SET TASK
Would you transcribe the listing that follows, character for character, and omit its images?

Figure collection entries

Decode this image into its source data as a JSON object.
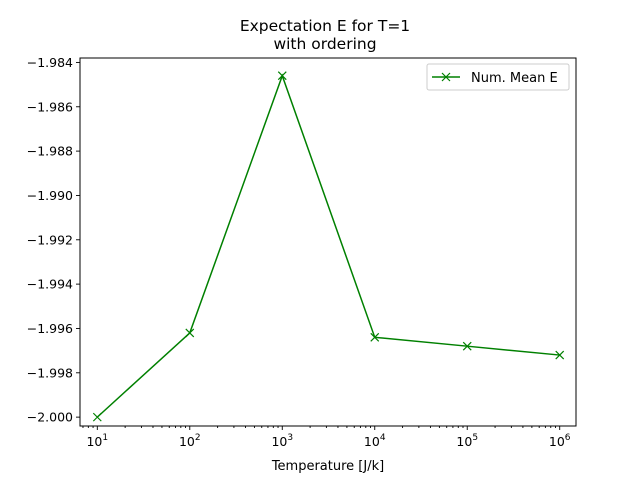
{
  "chart_data": {
    "type": "line",
    "title_lines": [
      "Expectation E for T=1",
      "with ordering"
    ],
    "xlabel": "Temperature [J/k]",
    "ylabel": "",
    "xscale": "log",
    "xlim": [
      6.5,
      1500000
    ],
    "ylim": [
      -2.0004,
      -1.9838
    ],
    "xticks": [
      {
        "value": 10,
        "base": "10",
        "exp": "1"
      },
      {
        "value": 100,
        "base": "10",
        "exp": "2"
      },
      {
        "value": 1000,
        "base": "10",
        "exp": "3"
      },
      {
        "value": 10000,
        "base": "10",
        "exp": "4"
      },
      {
        "value": 100000,
        "base": "10",
        "exp": "5"
      },
      {
        "value": 1000000,
        "base": "10",
        "exp": "6"
      }
    ],
    "yticks": [
      {
        "value": -2.0,
        "label": "−2.000"
      },
      {
        "value": -1.998,
        "label": "−1.998"
      },
      {
        "value": -1.996,
        "label": "−1.996"
      },
      {
        "value": -1.994,
        "label": "−1.994"
      },
      {
        "value": -1.992,
        "label": "−1.992"
      },
      {
        "value": -1.99,
        "label": "−1.990"
      },
      {
        "value": -1.988,
        "label": "−1.988"
      },
      {
        "value": -1.986,
        "label": "−1.986"
      },
      {
        "value": -1.984,
        "label": "−1.984"
      }
    ],
    "series": [
      {
        "name": "Num. Mean E",
        "color": "#008000",
        "marker": "x",
        "x": [
          10,
          100,
          1000,
          10000,
          100000,
          1000000
        ],
        "y": [
          -2.0,
          -1.9962,
          -1.9846,
          -1.9964,
          -1.9968,
          -1.9972
        ]
      }
    ],
    "legend": {
      "placement": "upper right"
    },
    "grid": false
  }
}
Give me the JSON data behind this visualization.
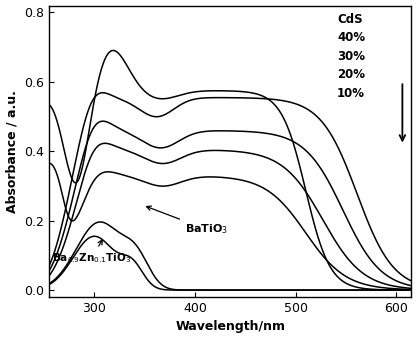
{
  "xlabel": "Wavelength/nm",
  "ylabel": "Absorbance / a.u.",
  "xlim": [
    255,
    615
  ],
  "ylim": [
    -0.02,
    0.82
  ],
  "xticks": [
    300,
    400,
    500,
    600
  ],
  "yticks": [
    0.0,
    0.2,
    0.4,
    0.6,
    0.8
  ],
  "line_color": "#000000",
  "background_color": "#ffffff",
  "figsize": [
    4.17,
    3.39
  ],
  "dpi": 100
}
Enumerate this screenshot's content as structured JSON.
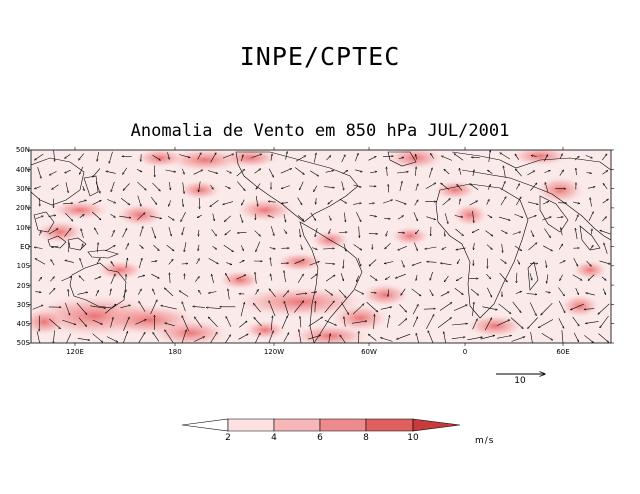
{
  "header": {
    "institution": "INPE/CPTEC"
  },
  "map": {
    "title": "Anomalia de Vento em 850 hPa JUL/2001",
    "variable": "Wind anomaly 850 hPa",
    "lat_labels": [
      "50N",
      "40N",
      "30N",
      "20N",
      "10N",
      "EQ",
      "10S",
      "20S",
      "30S",
      "40S",
      "50S"
    ],
    "lon_labels": [
      "120E",
      "180",
      "120W",
      "60W",
      "0",
      "60E"
    ],
    "reference_vector": {
      "label": "10",
      "magnitude": 10
    },
    "shading_color": "#e85f62"
  },
  "colorbar": {
    "ticks": [
      "2",
      "4",
      "6",
      "8",
      "10"
    ],
    "unit": "m/s",
    "colors": [
      "#ffffff",
      "#fde1e2",
      "#f7b7b8",
      "#ef8a8c",
      "#e0605f",
      "#c83a3b"
    ]
  }
}
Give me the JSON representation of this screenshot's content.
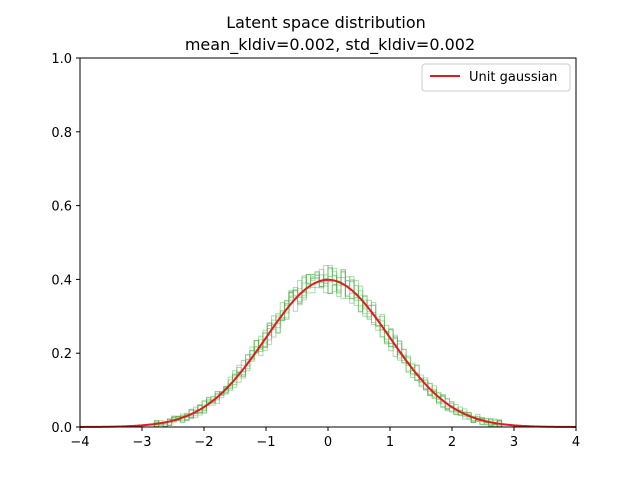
{
  "chart_data": {
    "type": "line",
    "title_lines": [
      "Latent space distribution",
      "mean_kldiv=0.002, std_kldiv=0.002"
    ],
    "xlabel": "",
    "ylabel": "",
    "xlim": [
      -4,
      4
    ],
    "ylim": [
      0,
      1
    ],
    "x_ticks": [
      -4,
      -3,
      -2,
      -1,
      0,
      1,
      2,
      3,
      4
    ],
    "x_tick_labels": [
      "−4",
      "−3",
      "−2",
      "−1",
      "0",
      "1",
      "2",
      "3",
      "4"
    ],
    "y_ticks": [
      0,
      0.2,
      0.4,
      0.6,
      0.8,
      1
    ],
    "y_tick_labels": [
      "0.0",
      "0.2",
      "0.4",
      "0.6",
      "0.8",
      "1.0"
    ],
    "grid": false,
    "legend": {
      "placement": "top-right",
      "entries": [
        "Unit gaussian"
      ]
    },
    "colors": {
      "curve": "#e41a1c",
      "histograms": "#4daf4a",
      "legend_line": "#e41a1c"
    },
    "series": [
      {
        "name": "Unit gaussian",
        "kind": "line",
        "mean": 0,
        "std": 1,
        "peak": 0.399
      },
      {
        "kind": "histogram-step",
        "count": 8,
        "range": [
          -2.8,
          2.8
        ],
        "bin_width": 0.07,
        "peak_max": 0.47
      }
    ]
  }
}
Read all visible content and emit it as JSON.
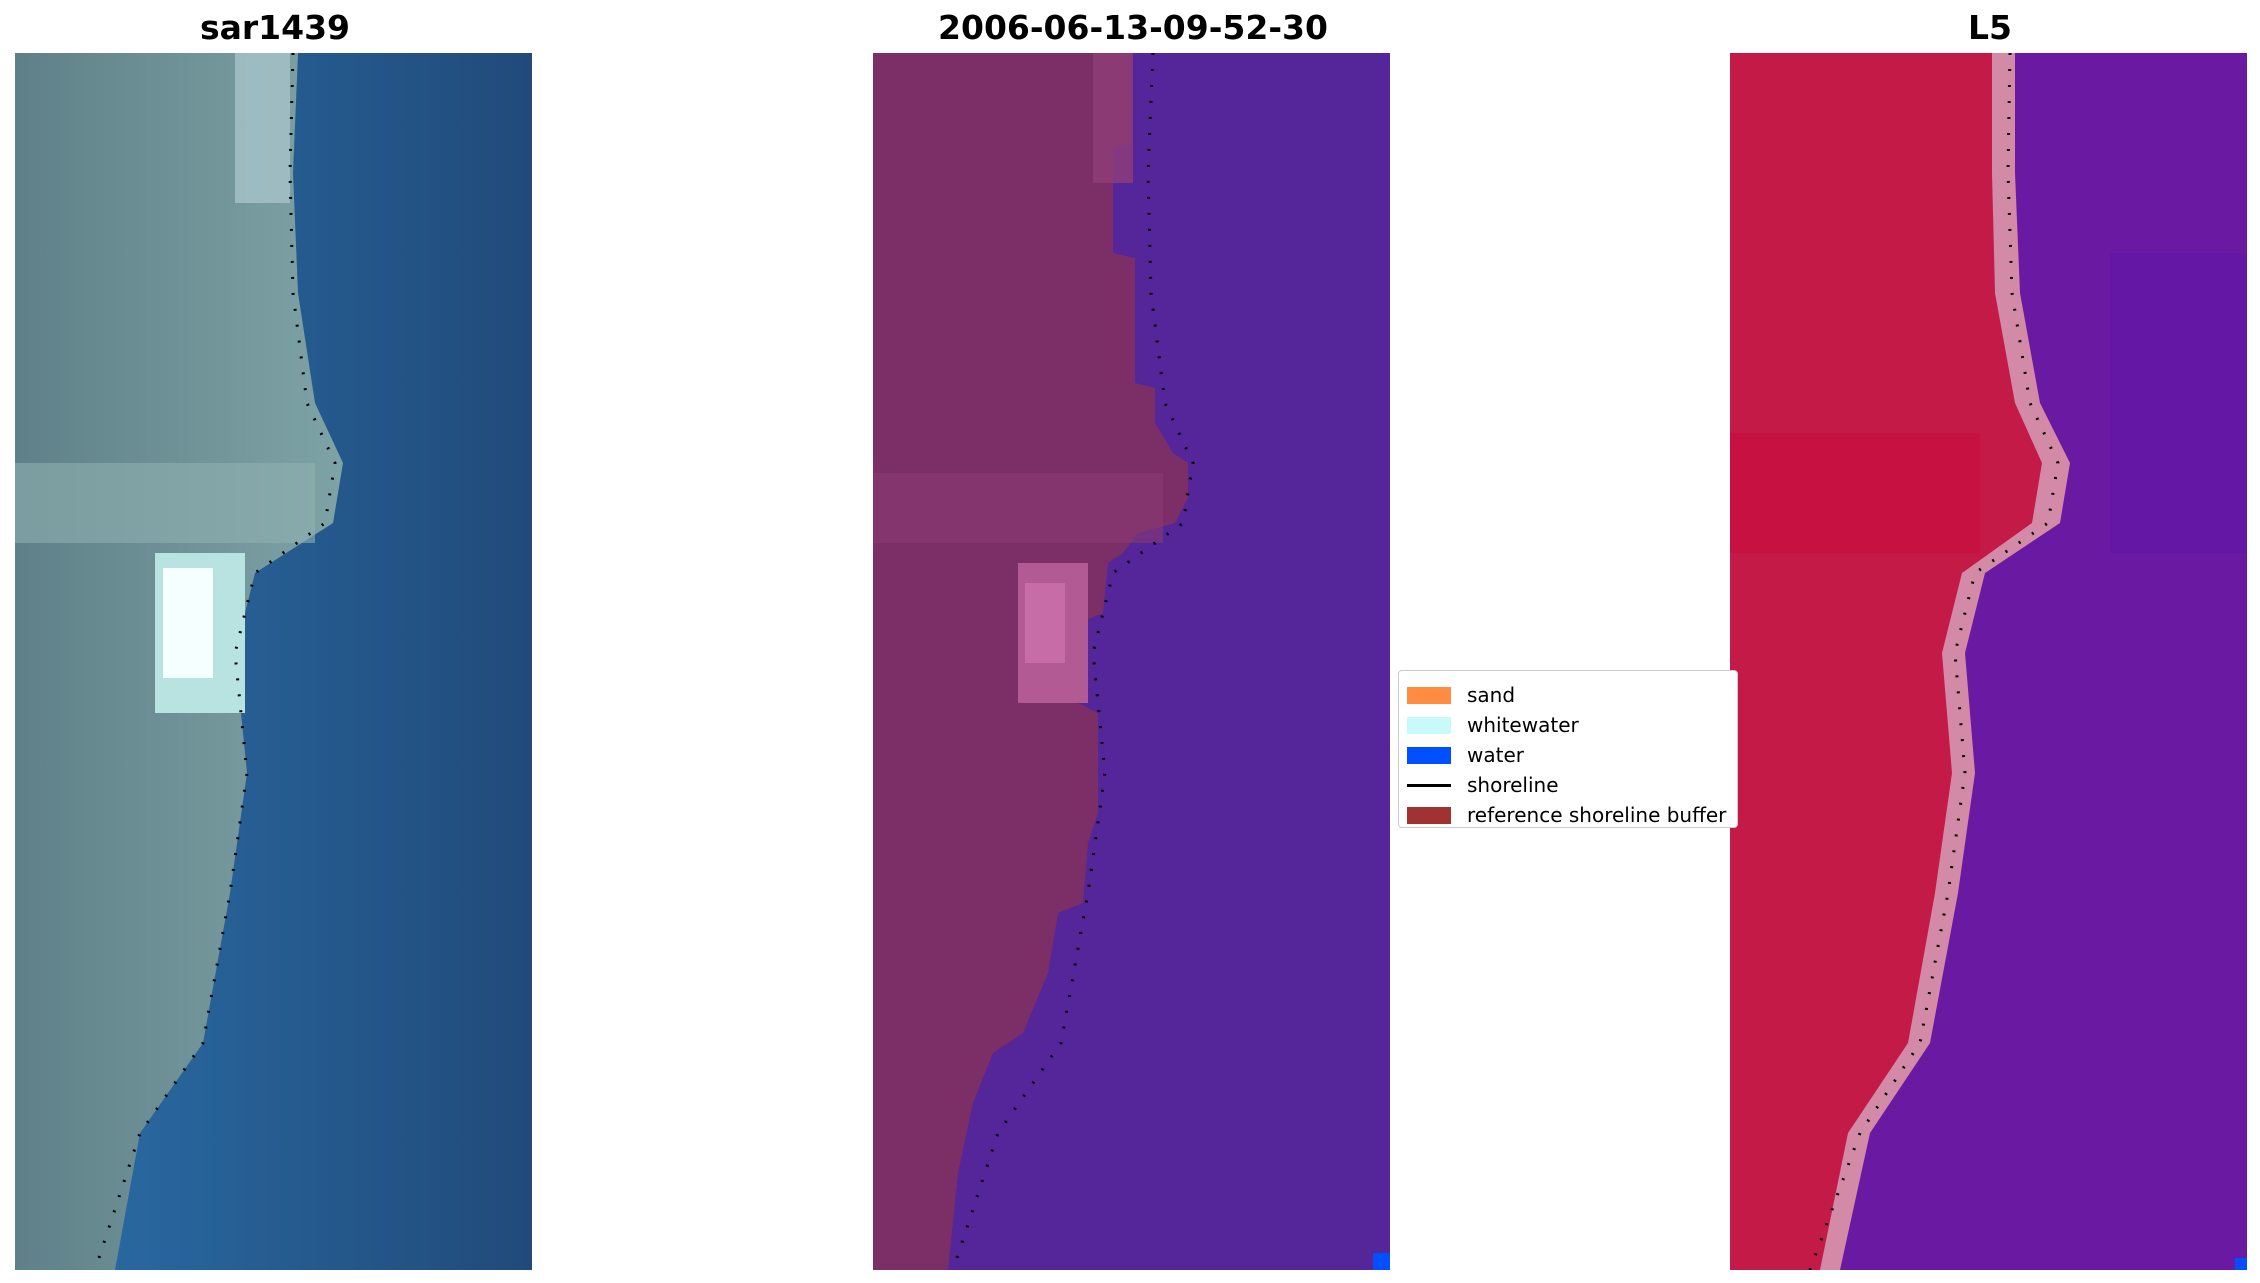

SOLUTION FOR THIS EXERCISE
Decode this image into its source data as a JSON object.
{
  "chart_data": {
    "type": "line",
    "title_lines": [
      "Expectation E for T=1",
      "with ordering"
    ],
    "xlabel": "Temperature [J/k]",
    "ylabel": "",
    "xscale": "log",
    "xlim": [
      6.5,
      1500000
    ],
    "ylim": [
      -2.0004,
      -1.9838
    ],
    "xticks": [
      {
        "value": 10,
        "base": "10",
        "exp": "1"
      },
      {
        "value": 100,
        "base": "10",
        "exp": "2"
      },
      {
        "value": 1000,
        "base": "10",
        "exp": "3"
      },
      {
        "value": 10000,
        "base": "10",
        "exp": "4"
      },
      {
        "value": 100000,
        "base": "10",
        "exp": "5"
      },
      {
        "value": 1000000,
        "base": "10",
        "exp": "6"
      }
    ],
    "yticks": [
      {
        "value": -2.0,
        "label": "−2.000"
      },
      {
        "value": -1.998,
        "label": "−1.998"
      },
      {
        "value": -1.996,
        "label": "−1.996"
      },
      {
        "value": -1.994,
        "label": "−1.994"
      },
      {
        "value": -1.992,
        "label": "−1.992"
      },
      {
        "value": -1.99,
        "label": "−1.990"
      },
      {
        "value": -1.988,
        "label": "−1.988"
      },
      {
        "value": -1.986,
        "label": "−1.986"
      },
      {
        "value": -1.984,
        "label": "−1.984"
      }
    ],
    "series": [
      {
        "name": "Num. Mean E",
        "color": "#008000",
        "marker": "x",
        "x": [
          10,
          100,
          1000,
          10000,
          100000,
          1000000
        ],
        "y": [
          -2.0,
          -1.9962,
          -1.9846,
          -1.9964,
          -1.9968,
          -1.9972
        ]
      }
    ],
    "legend": {
      "placement": "upper right"
    },
    "grid": false
  }
}
Give me the JSON data behind this visualization.
{
  "xlabel": "Wavelength/nm",
  "ylabel": "Absorbance / a.u.",
  "xlim": [
    255,
    615
  ],
  "ylim": [
    -0.02,
    0.82
  ],
  "xticks": [
    300,
    400,
    500,
    600
  ],
  "yticks": [
    0.0,
    0.2,
    0.4,
    0.6,
    0.8
  ],
  "line_color": "#000000",
  "background_color": "#ffffff",
  "figsize": [
    4.17,
    3.39
  ],
  "dpi": 100
}
Enumerate this screenshot's content as structured JSON.
{
  "header": {
    "institution": "INPE/CPTEC"
  },
  "map": {
    "title": "Anomalia de Vento em 850 hPa JUL/2001",
    "variable": "Wind anomaly 850 hPa",
    "lat_labels": [
      "50N",
      "40N",
      "30N",
      "20N",
      "10N",
      "EQ",
      "10S",
      "20S",
      "30S",
      "40S",
      "50S"
    ],
    "lon_labels": [
      "120E",
      "180",
      "120W",
      "60W",
      "0",
      "60E"
    ],
    "reference_vector": {
      "label": "10",
      "magnitude": 10
    },
    "shading_color": "#e85f62"
  },
  "colorbar": {
    "ticks": [
      "2",
      "4",
      "6",
      "8",
      "10"
    ],
    "unit": "m/s",
    "colors": [
      "#ffffff",
      "#fde1e2",
      "#f7b7b8",
      "#ef8a8c",
      "#e0605f",
      "#c83a3b"
    ]
  }
}
Give me the JSON representation of this screenshot's content.
{
  "chart_data": {
    "type": "line",
    "title_lines": [
      "Latent space distribution",
      "mean_kldiv=0.002, std_kldiv=0.002"
    ],
    "xlabel": "",
    "ylabel": "",
    "xlim": [
      -4,
      4
    ],
    "ylim": [
      0,
      1
    ],
    "x_ticks": [
      -4,
      -3,
      -2,
      -1,
      0,
      1,
      2,
      3,
      4
    ],
    "x_tick_labels": [
      "−4",
      "−3",
      "−2",
      "−1",
      "0",
      "1",
      "2",
      "3",
      "4"
    ],
    "y_ticks": [
      0,
      0.2,
      0.4,
      0.6,
      0.8,
      1
    ],
    "y_tick_labels": [
      "0.0",
      "0.2",
      "0.4",
      "0.6",
      "0.8",
      "1.0"
    ],
    "grid": false,
    "legend": {
      "placement": "top-right",
      "entries": [
        "Unit gaussian"
      ]
    },
    "colors": {
      "curve": "#e41a1c",
      "histograms": "#4daf4a",
      "legend_line": "#e41a1c"
    },
    "series": [
      {
        "name": "Unit gaussian",
        "kind": "line",
        "mean": 0,
        "std": 1,
        "peak": 0.399
      },
      {
        "kind": "histogram-step",
        "count": 8,
        "range": [
          -2.8,
          2.8
        ],
        "bin_width": 0.07,
        "peak_max": 0.47
      }
    ]
  }
}
Read all visible content and emit it as JSON.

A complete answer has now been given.